[THE EXERCISE] Will you write out all the entries below exactly?

[DATASET RECORDS]

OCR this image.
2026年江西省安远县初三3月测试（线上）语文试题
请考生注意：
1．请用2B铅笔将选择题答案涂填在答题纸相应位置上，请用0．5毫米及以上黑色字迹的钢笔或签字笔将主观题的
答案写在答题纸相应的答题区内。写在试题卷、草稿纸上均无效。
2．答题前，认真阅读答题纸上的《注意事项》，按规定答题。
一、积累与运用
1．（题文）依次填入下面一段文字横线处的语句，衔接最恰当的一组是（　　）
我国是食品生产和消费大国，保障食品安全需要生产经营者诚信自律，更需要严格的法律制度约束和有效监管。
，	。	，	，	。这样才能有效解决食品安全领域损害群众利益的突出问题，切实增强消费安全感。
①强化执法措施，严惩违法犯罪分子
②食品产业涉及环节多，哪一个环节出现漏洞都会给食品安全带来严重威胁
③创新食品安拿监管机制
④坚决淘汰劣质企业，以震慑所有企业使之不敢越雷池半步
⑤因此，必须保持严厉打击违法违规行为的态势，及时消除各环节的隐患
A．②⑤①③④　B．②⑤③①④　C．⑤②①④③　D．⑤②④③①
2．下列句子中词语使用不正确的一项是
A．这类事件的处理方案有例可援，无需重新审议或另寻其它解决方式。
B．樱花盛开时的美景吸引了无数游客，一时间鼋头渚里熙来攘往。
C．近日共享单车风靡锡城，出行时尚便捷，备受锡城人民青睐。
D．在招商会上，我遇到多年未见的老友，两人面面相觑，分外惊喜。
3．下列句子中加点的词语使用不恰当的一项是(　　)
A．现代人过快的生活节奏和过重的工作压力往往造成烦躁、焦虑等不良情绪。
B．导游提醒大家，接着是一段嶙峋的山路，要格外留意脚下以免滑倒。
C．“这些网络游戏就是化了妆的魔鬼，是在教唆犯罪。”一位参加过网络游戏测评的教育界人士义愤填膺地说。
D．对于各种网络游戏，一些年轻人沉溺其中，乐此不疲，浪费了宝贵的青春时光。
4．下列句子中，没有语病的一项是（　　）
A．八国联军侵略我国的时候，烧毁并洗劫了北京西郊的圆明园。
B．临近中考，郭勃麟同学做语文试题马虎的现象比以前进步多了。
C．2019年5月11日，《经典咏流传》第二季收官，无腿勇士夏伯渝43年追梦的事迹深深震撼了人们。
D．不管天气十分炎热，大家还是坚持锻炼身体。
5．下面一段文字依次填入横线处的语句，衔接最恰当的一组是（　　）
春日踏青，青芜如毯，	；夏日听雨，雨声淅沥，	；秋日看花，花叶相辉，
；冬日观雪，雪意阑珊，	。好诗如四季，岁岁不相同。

[THE RESPONSE]
OCR this image.
2026年江西省安远县初三3月测试（线上）语文试题
请考生注意：
1．请用2B铅笔将选择题答案涂填在答题纸相应位置上，请用0．5毫米及以上黑色字迹的钢笔或签字笔将主观题的
答案写在答题纸相应的答题区内。写在试题卷、草稿纸上均无效。
2．答题前，认真阅读答题纸上的《注意事项》，按规定答题。
一、积累与运用
1．（题文）依次填入下面一段文字横线处的语句，衔接最恰当的一组是（　　）
我国是食品生产和消费大国，保障食品安全需要生产经营者诚信自律，更需要严格的法律制度约束和有效监管。
，	。	，	，	。这样才能有效解决食品安全领域损害群众利益的突出问题，切实增强消费安全感。
①强化执法措施，严惩违法犯罪分子
②食品产业涉及环节多，哪一个环节出现漏洞都会给食品安全带来严重威胁
③创新食品安拿监管机制
④坚决淘汰劣质企业，以震慑所有企业使之不敢越雷池半步
⑤因此，必须保持严厉打击违法违规行为的态势，及时消除各环节的隐患
A．②⑤①③④　B．②⑤③①④　C．⑤②①④③　D．⑤②④③①
2．下列句子中词语使用不正确的一项是
A．这类事件的处理方案有例可援，无需重新审议或另寻其它解决方式。
B．樱花盛开时的美景吸引了无数游客，一时间鼋头渚里熙来攘往。
C．近日共享单车风靡锡城，出行时尚便捷，备受锡城人民青睐。
D．在招商会上，我遇到多年未见的老友，两人面面相觑，分外惊喜。
3．下列句子中加点的词语使用不恰当的一项是(　　)
A．现代人过快的生活节奏和过重的工作压力往往造成烦躁、焦虑等不良情绪。
B．导游提醒大家，接着是一段嶙峋的山路，要格外留意脚下以免滑倒。
C．“这些网络游戏就是化了妆的魔鬼，是在教唆犯罪。”一位参加过网络游戏测评的教育界人士义愤填膺地说。
D．对于各种网络游戏，一些年轻人沉溺其中，乐此不疲，浪费了宝贵的青春时光。
4．下列句子中，没有语病的一项是（　　）
A．八国联军侵略我国的时候，烧毁并洗劫了北京西郊的圆明园。
B．临近中考，郭勃麟同学做语文试题马虎的现象比以前进步多了。
C．2019年5月11日，《经典咏流传》第二季收官，无腿勇士夏伯渝43年追梦的事迹深深震撼了人们。
D．不管天气十分炎热，大家还是坚持锻炼身体。
5．下面一段文字依次填入横线处的语句，衔接最恰当的一组是（　　）
春日踏青，青芜如毯，	；夏日听雨，雨声淅沥，	；秋日看花，花叶相辉，
；冬日观雪，雪意阑珊，	。好诗如四季，岁岁不相同。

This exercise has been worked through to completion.